→ **WRITTEN REQUEST**:
Every entry must be given again exactly.

-- Begin TASK INPUT --

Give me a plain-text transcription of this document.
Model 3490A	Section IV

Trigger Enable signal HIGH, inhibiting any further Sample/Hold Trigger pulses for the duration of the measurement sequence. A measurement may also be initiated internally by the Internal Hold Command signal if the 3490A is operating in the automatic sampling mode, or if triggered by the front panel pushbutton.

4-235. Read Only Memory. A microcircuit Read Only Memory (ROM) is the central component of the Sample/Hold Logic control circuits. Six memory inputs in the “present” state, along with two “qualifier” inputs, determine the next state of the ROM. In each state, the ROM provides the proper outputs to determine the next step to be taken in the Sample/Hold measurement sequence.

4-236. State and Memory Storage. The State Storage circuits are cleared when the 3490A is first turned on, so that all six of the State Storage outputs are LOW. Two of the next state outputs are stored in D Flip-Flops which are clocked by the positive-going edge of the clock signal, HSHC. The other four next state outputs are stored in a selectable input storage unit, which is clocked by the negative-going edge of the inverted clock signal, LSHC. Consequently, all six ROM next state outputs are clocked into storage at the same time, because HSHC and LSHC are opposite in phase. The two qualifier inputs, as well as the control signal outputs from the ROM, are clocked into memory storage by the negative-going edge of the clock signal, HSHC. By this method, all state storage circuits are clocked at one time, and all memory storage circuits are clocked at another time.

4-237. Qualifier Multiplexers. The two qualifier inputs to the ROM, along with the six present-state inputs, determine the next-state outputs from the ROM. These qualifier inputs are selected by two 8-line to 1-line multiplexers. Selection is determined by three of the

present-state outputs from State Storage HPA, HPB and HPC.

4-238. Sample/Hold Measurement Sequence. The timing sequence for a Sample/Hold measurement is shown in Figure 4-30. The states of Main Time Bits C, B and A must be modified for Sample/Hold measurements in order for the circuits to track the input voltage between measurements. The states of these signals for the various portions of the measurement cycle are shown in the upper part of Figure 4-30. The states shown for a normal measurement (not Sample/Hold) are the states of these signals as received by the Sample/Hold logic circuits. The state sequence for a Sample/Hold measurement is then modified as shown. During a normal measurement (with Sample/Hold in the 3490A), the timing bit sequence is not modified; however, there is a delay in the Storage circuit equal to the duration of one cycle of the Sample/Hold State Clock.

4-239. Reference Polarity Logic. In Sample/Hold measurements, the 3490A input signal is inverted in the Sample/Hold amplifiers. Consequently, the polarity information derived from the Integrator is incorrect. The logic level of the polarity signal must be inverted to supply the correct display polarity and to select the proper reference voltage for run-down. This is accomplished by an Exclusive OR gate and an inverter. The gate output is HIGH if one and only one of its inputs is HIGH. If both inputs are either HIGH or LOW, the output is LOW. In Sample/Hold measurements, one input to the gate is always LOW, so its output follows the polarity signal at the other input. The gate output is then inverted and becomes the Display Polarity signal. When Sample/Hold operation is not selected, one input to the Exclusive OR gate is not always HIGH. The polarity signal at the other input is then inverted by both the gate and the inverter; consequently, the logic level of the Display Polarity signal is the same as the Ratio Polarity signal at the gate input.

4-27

-- End TASK INPUT --

→ **EXERCISE SOLUTION**:
Give me a plain-text transcription of this document.
Model 3490A	Section IV

Trigger Enable signal HIGH, inhibiting any further Sample/Hold Trigger pulses for the duration of the measurement sequence. A measurement may also be initiated internally by the Internal Hold Command signal if the 3490A is operating in the automatic sampling mode, or if triggered by the front panel pushbutton.

4-235. Read Only Memory. A microcircuit Read Only Memory (ROM) is the central component of the Sample/Hold Logic control circuits. Six memory inputs in the “present” state, along with two “qualifier” inputs, determine the next state of the ROM. In each state, the ROM provides the proper outputs to determine the next step to be taken in the Sample/Hold measurement sequence.

4-236. State and Memory Storage. The State Storage circuits are cleared when the 3490A is first turned on, so that all six of the State Storage outputs are LOW. Two of the next state outputs are stored in D Flip-Flops which are clocked by the positive-going edge of the clock signal, HSHC. The other four next state outputs are stored in a selectable input storage unit, which is clocked by the negative-going edge of the inverted clock signal, LSHC. Consequently, all six ROM next state outputs are clocked into storage at the same time, because HSHC and LSHC are opposite in phase. The two qualifier inputs, as well as the control signal outputs from the ROM, are clocked into memory storage by the negative-going edge of the clock signal, HSHC. By this method, all state storage circuits are clocked at one time, and all memory storage circuits are clocked at another time.

4-237. Qualifier Multiplexers. The two qualifier inputs to the ROM, along with the six present-state inputs, determine the next-state outputs from the ROM. These qualifier inputs are selected by two 8-line to 1-line multiplexers. Selection is determined by three of the

present-state outputs from State Storage HPA, HPB and HPC.

4-238. Sample/Hold Measurement Sequence. The timing sequence for a Sample/Hold measurement is shown in Figure 4-30. The states of Main Time Bits C, B and A must be modified for Sample/Hold measurements in order for the circuits to track the input voltage between measurements. The states of these signals for the various portions of the measurement cycle are shown in the upper part of Figure 4-30. The states shown for a normal measurement (not Sample/Hold) are the states of these signals as received by the Sample/Hold logic circuits. The state sequence for a Sample/Hold measurement is then modified as shown. During a normal measurement (with Sample/Hold in the 3490A), the timing bit sequence is not modified; however, there is a delay in the Storage circuit equal to the duration of one cycle of the Sample/Hold State Clock.

4-239. Reference Polarity Logic. In Sample/Hold measurements, the 3490A input signal is inverted in the Sample/Hold amplifiers. Consequently, the polarity information derived from the Integrator is incorrect. The logic level of the polarity signal must be inverted to supply the correct display polarity and to select the proper reference voltage for run-down. This is accomplished by an Exclusive OR gate and an inverter. The gate output is HIGH if one and only one of its inputs is HIGH. If both inputs are either HIGH or LOW, the output is LOW. In Sample/Hold measurements, one input to the gate is always LOW, so its output follows the polarity signal at the other input. The gate output is then inverted and becomes the Display Polarity signal. When Sample/Hold operation is not selected, one input to the Exclusive OR gate is not always HIGH. The polarity signal at the other input is then inverted by both the gate and the inverter; consequently, the logic level of the Display Polarity signal is the same as the Ratio Polarity signal at the gate input.

4-27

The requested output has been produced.